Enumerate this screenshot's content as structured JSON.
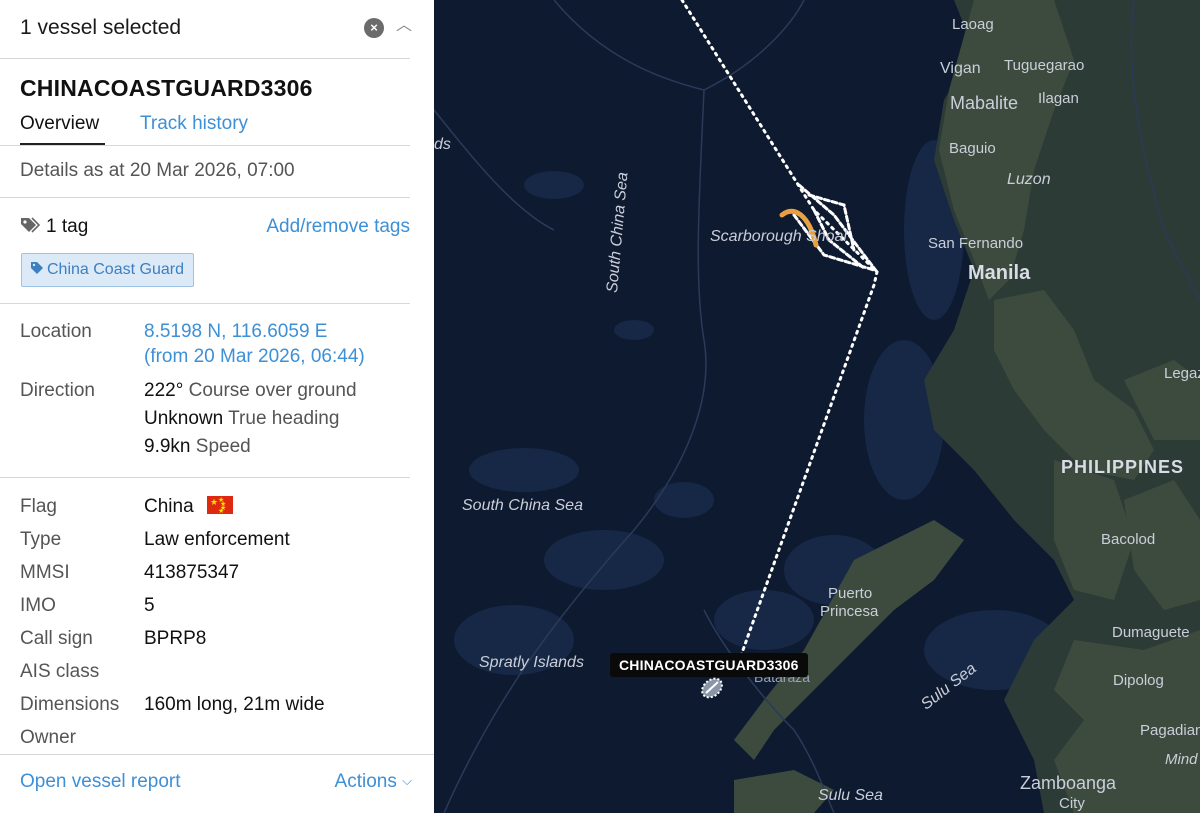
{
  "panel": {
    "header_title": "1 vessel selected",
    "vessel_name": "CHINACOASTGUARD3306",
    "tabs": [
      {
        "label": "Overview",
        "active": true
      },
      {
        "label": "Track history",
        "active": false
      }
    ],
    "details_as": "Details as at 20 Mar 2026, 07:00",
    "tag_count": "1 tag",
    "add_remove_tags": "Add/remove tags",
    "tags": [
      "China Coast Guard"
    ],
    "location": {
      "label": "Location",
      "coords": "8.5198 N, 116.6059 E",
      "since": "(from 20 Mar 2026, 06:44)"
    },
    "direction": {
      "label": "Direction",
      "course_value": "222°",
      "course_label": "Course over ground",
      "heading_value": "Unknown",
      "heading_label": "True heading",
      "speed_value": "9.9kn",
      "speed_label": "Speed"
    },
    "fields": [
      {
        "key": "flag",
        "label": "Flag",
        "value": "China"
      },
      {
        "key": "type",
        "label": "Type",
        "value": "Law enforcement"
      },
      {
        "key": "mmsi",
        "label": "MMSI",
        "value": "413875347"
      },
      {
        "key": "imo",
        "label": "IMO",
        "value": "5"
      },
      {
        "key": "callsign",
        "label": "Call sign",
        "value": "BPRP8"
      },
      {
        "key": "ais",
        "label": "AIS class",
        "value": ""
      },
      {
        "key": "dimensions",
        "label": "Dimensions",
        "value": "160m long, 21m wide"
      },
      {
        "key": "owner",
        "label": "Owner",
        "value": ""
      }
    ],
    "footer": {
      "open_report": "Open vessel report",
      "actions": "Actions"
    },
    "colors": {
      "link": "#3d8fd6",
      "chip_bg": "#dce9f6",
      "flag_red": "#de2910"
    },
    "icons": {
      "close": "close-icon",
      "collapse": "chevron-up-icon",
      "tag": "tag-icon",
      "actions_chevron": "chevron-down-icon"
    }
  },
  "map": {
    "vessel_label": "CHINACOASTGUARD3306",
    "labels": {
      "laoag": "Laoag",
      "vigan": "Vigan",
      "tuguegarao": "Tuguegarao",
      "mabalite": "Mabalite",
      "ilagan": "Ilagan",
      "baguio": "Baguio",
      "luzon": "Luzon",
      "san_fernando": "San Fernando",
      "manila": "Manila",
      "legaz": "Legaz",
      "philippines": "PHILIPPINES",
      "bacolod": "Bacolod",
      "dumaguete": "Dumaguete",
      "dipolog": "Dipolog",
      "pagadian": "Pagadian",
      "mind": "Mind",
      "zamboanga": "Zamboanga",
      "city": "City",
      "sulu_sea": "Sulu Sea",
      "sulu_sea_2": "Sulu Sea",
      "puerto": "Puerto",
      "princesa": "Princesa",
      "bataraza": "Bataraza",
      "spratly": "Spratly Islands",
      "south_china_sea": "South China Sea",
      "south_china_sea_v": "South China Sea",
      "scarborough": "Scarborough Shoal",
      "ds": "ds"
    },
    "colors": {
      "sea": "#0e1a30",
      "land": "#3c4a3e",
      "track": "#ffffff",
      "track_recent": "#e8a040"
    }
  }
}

:::::

→ **What is asked**:
Repeat the listing above exactly, with no pictures.

→ **Expected answer**:
Enumerate this screenshot's content as structured JSON.
{
  "panel": {
    "header_title": "1 vessel selected",
    "vessel_name": "CHINACOASTGUARD3306",
    "tabs": [
      {
        "label": "Overview",
        "active": true
      },
      {
        "label": "Track history",
        "active": false
      }
    ],
    "details_as": "Details as at 20 Mar 2026, 07:00",
    "tag_count": "1 tag",
    "add_remove_tags": "Add/remove tags",
    "tags": [
      "China Coast Guard"
    ],
    "location": {
      "label": "Location",
      "coords": "8.5198 N, 116.6059 E",
      "since": "(from 20 Mar 2026, 06:44)"
    },
    "direction": {
      "label": "Direction",
      "course_value": "222°",
      "course_label": "Course over ground",
      "heading_value": "Unknown",
      "heading_label": "True heading",
      "speed_value": "9.9kn",
      "speed_label": "Speed"
    },
    "fields": [
      {
        "key": "flag",
        "label": "Flag",
        "value": "China"
      },
      {
        "key": "type",
        "label": "Type",
        "value": "Law enforcement"
      },
      {
        "key": "mmsi",
        "label": "MMSI",
        "value": "413875347"
      },
      {
        "key": "imo",
        "label": "IMO",
        "value": "5"
      },
      {
        "key": "callsign",
        "label": "Call sign",
        "value": "BPRP8"
      },
      {
        "key": "ais",
        "label": "AIS class",
        "value": ""
      },
      {
        "key": "dimensions",
        "label": "Dimensions",
        "value": "160m long, 21m wide"
      },
      {
        "key": "owner",
        "label": "Owner",
        "value": ""
      }
    ],
    "footer": {
      "open_report": "Open vessel report",
      "actions": "Actions"
    },
    "colors": {
      "link": "#3d8fd6",
      "chip_bg": "#dce9f6",
      "flag_red": "#de2910"
    },
    "icons": {
      "close": "close-icon",
      "collapse": "chevron-up-icon",
      "tag": "tag-icon",
      "actions_chevron": "chevron-down-icon"
    }
  },
  "map": {
    "vessel_label": "CHINACOASTGUARD3306",
    "labels": {
      "laoag": "Laoag",
      "vigan": "Vigan",
      "tuguegarao": "Tuguegarao",
      "mabalite": "Mabalite",
      "ilagan": "Ilagan",
      "baguio": "Baguio",
      "luzon": "Luzon",
      "san_fernando": "San Fernando",
      "manila": "Manila",
      "legaz": "Legaz",
      "philippines": "PHILIPPINES",
      "bacolod": "Bacolod",
      "dumaguete": "Dumaguete",
      "dipolog": "Dipolog",
      "pagadian": "Pagadian",
      "mind": "Mind",
      "zamboanga": "Zamboanga",
      "city": "City",
      "sulu_sea": "Sulu Sea",
      "sulu_sea_2": "Sulu Sea",
      "puerto": "Puerto",
      "princesa": "Princesa",
      "bataraza": "Bataraza",
      "spratly": "Spratly Islands",
      "south_china_sea": "South China Sea",
      "south_china_sea_v": "South China Sea",
      "scarborough": "Scarborough Shoal",
      "ds": "ds"
    },
    "colors": {
      "sea": "#0e1a30",
      "land": "#3c4a3e",
      "track": "#ffffff",
      "track_recent": "#e8a040"
    }
  }
}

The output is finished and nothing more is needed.